Listing

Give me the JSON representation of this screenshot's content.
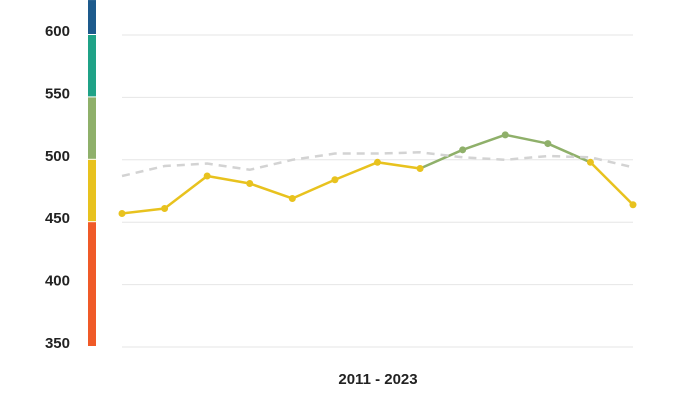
{
  "chart_data": {
    "type": "line",
    "x_label": "2011 - 2023",
    "ylim": [
      350,
      628
    ],
    "yticks": [
      350,
      400,
      450,
      500,
      550,
      600
    ],
    "grid": true,
    "band_thresholds": [
      450,
      500,
      550,
      600
    ],
    "band_colors": [
      "#f05a28",
      "#e8c21e",
      "#8fb06a",
      "#1fa287",
      "#1d5a8c"
    ],
    "series": [
      {
        "values": [
          457,
          461,
          487,
          481,
          469,
          484,
          498,
          493,
          508,
          520,
          513,
          498,
          464
        ],
        "style": "solid",
        "color_by_band": true
      },
      {
        "values": [
          487,
          495,
          497,
          492,
          500,
          505,
          505,
          506,
          502,
          500,
          503,
          502,
          494
        ],
        "style": "dashed",
        "color": "#d3d3d3"
      }
    ]
  }
}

Set problem
Transcribe the full listing character for character. Pictures are excluded.

Result of the task
Give me the JSON representation of this screenshot's content.
{
  "chart_data": {
    "type": "line",
    "x_label": "2011 - 2023",
    "ylim": [
      350,
      628
    ],
    "yticks": [
      350,
      400,
      450,
      500,
      550,
      600
    ],
    "grid": true,
    "band_thresholds": [
      450,
      500,
      550,
      600
    ],
    "band_colors": [
      "#f05a28",
      "#e8c21e",
      "#8fb06a",
      "#1fa287",
      "#1d5a8c"
    ],
    "series": [
      {
        "values": [
          457,
          461,
          487,
          481,
          469,
          484,
          498,
          493,
          508,
          520,
          513,
          498,
          464
        ],
        "style": "solid",
        "color_by_band": true
      },
      {
        "values": [
          487,
          495,
          497,
          492,
          500,
          505,
          505,
          506,
          502,
          500,
          503,
          502,
          494
        ],
        "style": "dashed",
        "color": "#d3d3d3"
      }
    ]
  }
}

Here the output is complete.